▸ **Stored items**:
★ ★ ★

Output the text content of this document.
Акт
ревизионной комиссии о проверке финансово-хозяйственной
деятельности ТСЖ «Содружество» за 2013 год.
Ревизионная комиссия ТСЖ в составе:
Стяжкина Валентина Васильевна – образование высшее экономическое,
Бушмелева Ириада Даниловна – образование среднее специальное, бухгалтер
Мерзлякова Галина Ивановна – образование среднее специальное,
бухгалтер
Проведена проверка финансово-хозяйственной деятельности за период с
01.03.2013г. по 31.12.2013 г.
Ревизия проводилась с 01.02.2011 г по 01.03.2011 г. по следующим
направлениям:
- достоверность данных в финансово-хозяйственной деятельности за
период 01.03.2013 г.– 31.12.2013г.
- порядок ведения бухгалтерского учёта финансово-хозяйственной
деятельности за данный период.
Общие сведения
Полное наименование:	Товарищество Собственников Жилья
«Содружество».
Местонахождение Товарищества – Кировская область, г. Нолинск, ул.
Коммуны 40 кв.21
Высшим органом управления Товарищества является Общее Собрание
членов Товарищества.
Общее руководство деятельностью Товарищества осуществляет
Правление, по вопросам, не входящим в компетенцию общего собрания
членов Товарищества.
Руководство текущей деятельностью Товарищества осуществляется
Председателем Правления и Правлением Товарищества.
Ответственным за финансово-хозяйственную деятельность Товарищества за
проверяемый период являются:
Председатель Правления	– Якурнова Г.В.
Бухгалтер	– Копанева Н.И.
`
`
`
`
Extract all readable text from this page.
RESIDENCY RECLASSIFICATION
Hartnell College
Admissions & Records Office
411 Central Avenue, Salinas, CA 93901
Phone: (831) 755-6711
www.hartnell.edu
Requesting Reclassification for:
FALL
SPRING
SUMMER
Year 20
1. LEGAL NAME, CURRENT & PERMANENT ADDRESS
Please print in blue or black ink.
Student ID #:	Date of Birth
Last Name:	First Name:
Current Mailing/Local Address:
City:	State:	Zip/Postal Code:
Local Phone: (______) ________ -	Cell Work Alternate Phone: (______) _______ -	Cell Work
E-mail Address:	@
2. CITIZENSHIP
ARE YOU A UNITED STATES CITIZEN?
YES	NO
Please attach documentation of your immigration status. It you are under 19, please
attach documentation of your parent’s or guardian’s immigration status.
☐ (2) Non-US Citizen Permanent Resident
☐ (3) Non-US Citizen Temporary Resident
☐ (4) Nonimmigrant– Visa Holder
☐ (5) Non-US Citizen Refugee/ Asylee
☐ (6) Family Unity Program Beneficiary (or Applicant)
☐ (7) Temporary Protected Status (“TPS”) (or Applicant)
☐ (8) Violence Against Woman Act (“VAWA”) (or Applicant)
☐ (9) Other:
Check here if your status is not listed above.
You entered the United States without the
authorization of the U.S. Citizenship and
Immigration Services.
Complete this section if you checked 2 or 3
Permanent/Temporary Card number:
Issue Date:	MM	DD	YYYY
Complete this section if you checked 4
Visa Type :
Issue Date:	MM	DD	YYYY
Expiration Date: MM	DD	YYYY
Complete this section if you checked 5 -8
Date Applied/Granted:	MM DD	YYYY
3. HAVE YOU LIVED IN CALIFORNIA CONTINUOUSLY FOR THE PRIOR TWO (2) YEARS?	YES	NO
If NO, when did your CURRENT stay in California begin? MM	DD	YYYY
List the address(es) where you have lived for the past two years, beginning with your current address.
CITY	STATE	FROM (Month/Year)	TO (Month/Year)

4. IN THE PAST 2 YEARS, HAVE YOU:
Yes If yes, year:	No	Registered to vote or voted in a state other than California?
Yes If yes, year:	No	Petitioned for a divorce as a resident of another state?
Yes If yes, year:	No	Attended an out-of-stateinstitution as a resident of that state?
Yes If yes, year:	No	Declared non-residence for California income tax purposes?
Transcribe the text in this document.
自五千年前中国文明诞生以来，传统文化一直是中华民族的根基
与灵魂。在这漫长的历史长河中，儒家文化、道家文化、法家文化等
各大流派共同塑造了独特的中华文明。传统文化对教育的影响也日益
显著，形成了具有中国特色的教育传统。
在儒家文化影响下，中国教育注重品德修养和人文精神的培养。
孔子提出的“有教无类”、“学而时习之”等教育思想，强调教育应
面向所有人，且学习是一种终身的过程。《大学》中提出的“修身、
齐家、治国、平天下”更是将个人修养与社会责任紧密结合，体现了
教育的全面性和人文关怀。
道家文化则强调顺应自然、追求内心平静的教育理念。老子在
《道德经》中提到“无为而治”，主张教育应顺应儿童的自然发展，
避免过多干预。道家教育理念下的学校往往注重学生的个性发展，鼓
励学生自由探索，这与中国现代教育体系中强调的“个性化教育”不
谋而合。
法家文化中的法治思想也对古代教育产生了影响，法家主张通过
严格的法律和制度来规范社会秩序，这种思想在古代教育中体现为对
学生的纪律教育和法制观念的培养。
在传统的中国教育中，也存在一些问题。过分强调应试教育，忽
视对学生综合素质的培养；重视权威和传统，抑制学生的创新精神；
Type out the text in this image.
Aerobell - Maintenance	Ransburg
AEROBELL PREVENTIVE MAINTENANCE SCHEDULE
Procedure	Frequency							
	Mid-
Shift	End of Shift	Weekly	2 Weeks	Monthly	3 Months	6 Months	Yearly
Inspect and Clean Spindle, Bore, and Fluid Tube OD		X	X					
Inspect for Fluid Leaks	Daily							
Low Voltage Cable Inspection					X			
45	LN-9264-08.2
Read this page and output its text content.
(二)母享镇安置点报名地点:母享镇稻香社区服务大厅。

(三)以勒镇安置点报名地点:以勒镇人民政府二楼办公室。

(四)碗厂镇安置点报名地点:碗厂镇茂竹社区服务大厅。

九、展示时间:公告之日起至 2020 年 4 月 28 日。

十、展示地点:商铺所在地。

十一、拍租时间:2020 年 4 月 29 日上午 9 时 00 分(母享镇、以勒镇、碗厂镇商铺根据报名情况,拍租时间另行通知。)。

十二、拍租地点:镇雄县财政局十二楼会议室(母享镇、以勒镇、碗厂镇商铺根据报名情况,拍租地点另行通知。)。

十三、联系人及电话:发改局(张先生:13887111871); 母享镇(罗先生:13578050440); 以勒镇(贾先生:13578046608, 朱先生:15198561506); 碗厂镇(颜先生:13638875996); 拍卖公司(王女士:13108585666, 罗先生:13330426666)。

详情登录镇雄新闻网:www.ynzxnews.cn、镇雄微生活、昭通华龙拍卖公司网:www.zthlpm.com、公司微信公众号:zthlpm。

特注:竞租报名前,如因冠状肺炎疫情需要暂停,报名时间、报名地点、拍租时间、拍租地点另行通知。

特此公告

★ ★ ★

▸ **Task requirements**: Quote the listing in full, please, keeping every line exact.

▸ **Correct result**:
Output the text content of this document.
Акт
ревизионной комиссии о проверке финансово-хозяйственной
деятельности ТСЖ «Содружество» за 2013 год.
Ревизионная комиссия ТСЖ в составе:
Стяжкина Валентина Васильевна – образование высшее экономическое,
Бушмелева Ириада Даниловна – образование среднее специальное, бухгалтер
Мерзлякова Галина Ивановна – образование среднее специальное,
бухгалтер
Проведена проверка финансово-хозяйственной деятельности за период с
01.03.2013г. по 31.12.2013 г.
Ревизия проводилась с 01.02.2011 г по 01.03.2011 г. по следующим
направлениям:
- достоверность данных в финансово-хозяйственной деятельности за
период 01.03.2013 г.– 31.12.2013г.
- порядок ведения бухгалтерского учёта финансово-хозяйственной
деятельности за данный период.
Общие сведения
Полное наименование:	Товарищество Собственников Жилья
«Содружество».
Местонахождение Товарищества – Кировская область, г. Нолинск, ул.
Коммуны 40 кв.21
Высшим органом управления Товарищества является Общее Собрание
членов Товарищества.
Общее руководство деятельностью Товарищества осуществляет
Правление, по вопросам, не входящим в компетенцию общего собрания
членов Товарищества.
Руководство текущей деятельностью Товарищества осуществляется
Председателем Правления и Правлением Товарищества.
Ответственным за финансово-хозяйственную деятельность Товарищества за
проверяемый период являются:
Председатель Правления	– Якурнова Г.В.
Бухгалтер	– Копанева Н.И.
`
`
`
`
Extract all readable text from this page.
RESIDENCY RECLASSIFICATION
Hartnell College
Admissions & Records Office
411 Central Avenue, Salinas, CA 93901
Phone: (831) 755-6711
www.hartnell.edu
Requesting Reclassification for:
FALL
SPRING
SUMMER
Year 20
1. LEGAL NAME, CURRENT & PERMANENT ADDRESS
Please print in blue or black ink.
Student ID #:	Date of Birth
Last Name:	First Name:
Current Mailing/Local Address:
City:	State:	Zip/Postal Code:
Local Phone: (______) ________ -	Cell Work Alternate Phone: (______) _______ -	Cell Work
E-mail Address:	@
2. CITIZENSHIP
ARE YOU A UNITED STATES CITIZEN?
YES	NO
Please attach documentation of your immigration status. It you are under 19, please
attach documentation of your parent’s or guardian’s immigration status.
☐ (2) Non-US Citizen Permanent Resident
☐ (3) Non-US Citizen Temporary Resident
☐ (4) Nonimmigrant– Visa Holder
☐ (5) Non-US Citizen Refugee/ Asylee
☐ (6) Family Unity Program Beneficiary (or Applicant)
☐ (7) Temporary Protected Status (“TPS”) (or Applicant)
☐ (8) Violence Against Woman Act (“VAWA”) (or Applicant)
☐ (9) Other:
Check here if your status is not listed above.
You entered the United States without the
authorization of the U.S. Citizenship and
Immigration Services.
Complete this section if you checked 2 or 3
Permanent/Temporary Card number:
Issue Date:	MM	DD	YYYY
Complete this section if you checked 4
Visa Type :
Issue Date:	MM	DD	YYYY
Expiration Date: MM	DD	YYYY
Complete this section if you checked 5 -8
Date Applied/Granted:	MM DD	YYYY
3. HAVE YOU LIVED IN CALIFORNIA CONTINUOUSLY FOR THE PRIOR TWO (2) YEARS?	YES	NO
If NO, when did your CURRENT stay in California begin? MM	DD	YYYY
List the address(es) where you have lived for the past two years, beginning with your current address.
CITY	STATE	FROM (Month/Year)	TO (Month/Year)

4. IN THE PAST 2 YEARS, HAVE YOU:
Yes If yes, year:	No	Registered to vote or voted in a state other than California?
Yes If yes, year:	No	Petitioned for a divorce as a resident of another state?
Yes If yes, year:	No	Attended an out-of-stateinstitution as a resident of that state?
Yes If yes, year:	No	Declared non-residence for California income tax purposes?
Transcribe the text in this document.
自五千年前中国文明诞生以来，传统文化一直是中华民族的根基
与灵魂。在这漫长的历史长河中，儒家文化、道家文化、法家文化等
各大流派共同塑造了独特的中华文明。传统文化对教育的影响也日益
显著，形成了具有中国特色的教育传统。
在儒家文化影响下，中国教育注重品德修养和人文精神的培养。
孔子提出的“有教无类”、“学而时习之”等教育思想，强调教育应
面向所有人，且学习是一种终身的过程。《大学》中提出的“修身、
齐家、治国、平天下”更是将个人修养与社会责任紧密结合，体现了
教育的全面性和人文关怀。
道家文化则强调顺应自然、追求内心平静的教育理念。老子在
《道德经》中提到“无为而治”，主张教育应顺应儿童的自然发展，
避免过多干预。道家教育理念下的学校往往注重学生的个性发展，鼓
励学生自由探索，这与中国现代教育体系中强调的“个性化教育”不
谋而合。
法家文化中的法治思想也对古代教育产生了影响，法家主张通过
严格的法律和制度来规范社会秩序，这种思想在古代教育中体现为对
学生的纪律教育和法制观念的培养。
在传统的中国教育中，也存在一些问题。过分强调应试教育，忽
视对学生综合素质的培养；重视权威和传统，抑制学生的创新精神；
Type out the text in this image.
Aerobell - Maintenance	Ransburg
AEROBELL PREVENTIVE MAINTENANCE SCHEDULE
Procedure	Frequency							
	Mid-
Shift	End of Shift	Weekly	2 Weeks	Monthly	3 Months	6 Months	Yearly
Inspect and Clean Spindle, Bore, and Fluid Tube OD		X	X					
Inspect for Fluid Leaks	Daily							
Low Voltage Cable Inspection					X			
45	LN-9264-08.2
Read this page and output its text content.
(二)母享镇安置点报名地点:母享镇稻香社区服务大厅。

(三)以勒镇安置点报名地点:以勒镇人民政府二楼办公室。

(四)碗厂镇安置点报名地点:碗厂镇茂竹社区服务大厅。

九、展示时间:公告之日起至 2020 年 4 月 28 日。

十、展示地点:商铺所在地。

十一、拍租时间:2020 年 4 月 29 日上午 9 时 00 分(母享镇、以勒镇、碗厂镇商铺根据报名情况,拍租时间另行通知。)。

十二、拍租地点:镇雄县财政局十二楼会议室(母享镇、以勒镇、碗厂镇商铺根据报名情况,拍租地点另行通知。)。

十三、联系人及电话:发改局(张先生:13887111871); 母享镇(罗先生:13578050440); 以勒镇(贾先生:13578046608, 朱先生:15198561506); 碗厂镇(颜先生:13638875996); 拍卖公司(王女士:13108585666, 罗先生:13330426666)。

详情登录镇雄新闻网:www.ynzxnews.cn、镇雄微生活、昭通华龙拍卖公司网:www.zthlpm.com、公司微信公众号:zthlpm。

特注:竞租报名前,如因冠状肺炎疫情需要暂停,报名时间、报名地点、拍租时间、拍租地点另行通知。

特此公告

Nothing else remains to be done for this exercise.